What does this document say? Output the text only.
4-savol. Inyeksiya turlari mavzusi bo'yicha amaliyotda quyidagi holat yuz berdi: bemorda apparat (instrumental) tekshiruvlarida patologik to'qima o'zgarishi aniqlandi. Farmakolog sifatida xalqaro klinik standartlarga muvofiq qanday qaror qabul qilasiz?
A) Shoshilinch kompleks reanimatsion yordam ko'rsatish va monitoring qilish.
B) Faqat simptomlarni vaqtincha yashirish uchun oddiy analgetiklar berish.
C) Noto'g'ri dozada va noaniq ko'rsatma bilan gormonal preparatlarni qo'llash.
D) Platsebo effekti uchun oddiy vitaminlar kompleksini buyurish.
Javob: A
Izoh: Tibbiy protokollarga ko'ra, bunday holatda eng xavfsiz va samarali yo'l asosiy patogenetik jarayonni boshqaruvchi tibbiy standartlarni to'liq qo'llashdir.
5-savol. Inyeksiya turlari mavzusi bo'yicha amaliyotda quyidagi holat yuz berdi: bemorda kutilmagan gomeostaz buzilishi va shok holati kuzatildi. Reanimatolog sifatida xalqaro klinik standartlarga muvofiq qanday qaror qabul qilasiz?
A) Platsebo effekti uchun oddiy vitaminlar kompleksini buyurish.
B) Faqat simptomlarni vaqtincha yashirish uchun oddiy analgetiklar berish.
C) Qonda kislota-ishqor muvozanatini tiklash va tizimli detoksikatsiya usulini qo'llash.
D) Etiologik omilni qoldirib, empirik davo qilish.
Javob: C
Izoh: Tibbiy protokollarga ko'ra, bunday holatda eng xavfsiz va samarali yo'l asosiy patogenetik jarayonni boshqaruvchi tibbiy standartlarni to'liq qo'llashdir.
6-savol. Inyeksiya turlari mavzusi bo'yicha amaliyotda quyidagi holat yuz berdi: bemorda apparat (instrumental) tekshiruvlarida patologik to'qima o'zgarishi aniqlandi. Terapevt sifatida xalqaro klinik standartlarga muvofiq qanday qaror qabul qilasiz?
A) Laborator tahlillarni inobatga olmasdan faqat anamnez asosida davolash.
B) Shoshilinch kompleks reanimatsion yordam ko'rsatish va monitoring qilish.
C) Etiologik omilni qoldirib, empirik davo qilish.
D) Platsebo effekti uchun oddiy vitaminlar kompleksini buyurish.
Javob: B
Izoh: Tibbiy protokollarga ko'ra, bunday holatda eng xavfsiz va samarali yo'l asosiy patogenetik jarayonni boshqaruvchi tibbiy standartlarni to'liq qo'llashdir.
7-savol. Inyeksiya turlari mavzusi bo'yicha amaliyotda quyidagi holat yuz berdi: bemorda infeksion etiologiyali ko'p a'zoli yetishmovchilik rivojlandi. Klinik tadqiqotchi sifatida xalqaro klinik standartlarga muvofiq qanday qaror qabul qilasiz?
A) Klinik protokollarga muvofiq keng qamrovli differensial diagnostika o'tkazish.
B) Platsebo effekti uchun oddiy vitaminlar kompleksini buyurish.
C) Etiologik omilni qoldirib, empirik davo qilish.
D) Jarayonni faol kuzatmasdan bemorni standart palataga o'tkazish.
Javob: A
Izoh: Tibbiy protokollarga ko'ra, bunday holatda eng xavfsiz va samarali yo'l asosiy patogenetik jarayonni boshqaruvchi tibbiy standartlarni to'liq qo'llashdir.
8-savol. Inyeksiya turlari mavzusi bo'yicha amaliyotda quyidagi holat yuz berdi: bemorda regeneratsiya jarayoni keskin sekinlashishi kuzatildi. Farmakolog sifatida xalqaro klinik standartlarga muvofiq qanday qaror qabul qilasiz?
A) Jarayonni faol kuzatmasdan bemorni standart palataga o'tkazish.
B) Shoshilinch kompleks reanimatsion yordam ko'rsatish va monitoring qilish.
....
SHORT TASK.
Extract, from the material above, each line holding the word "Farmakolog".

SOLUTION TO THE EXERCISE.
4-savol. Inyeksiya turlari mavzusi bo'yicha amaliyotda quyidagi holat yuz berdi: bemorda apparat (instrumental) tekshiruvlarida patologik to'qima o'zgarishi aniqlandi. Farmakolog sifatida xalqaro klinik standartlarga muvofiq qanday qaror qabul qilasiz?
8-savol. Inyeksiya turlari mavzusi bo'yicha amaliyotda quyidagi holat yuz berdi: bemorda regeneratsiya jarayoni keskin sekinlashishi kuzatildi. Farmakolog sifatida xalqaro klinik standartlarga muvofiq qanday qaror qabul qilasiz?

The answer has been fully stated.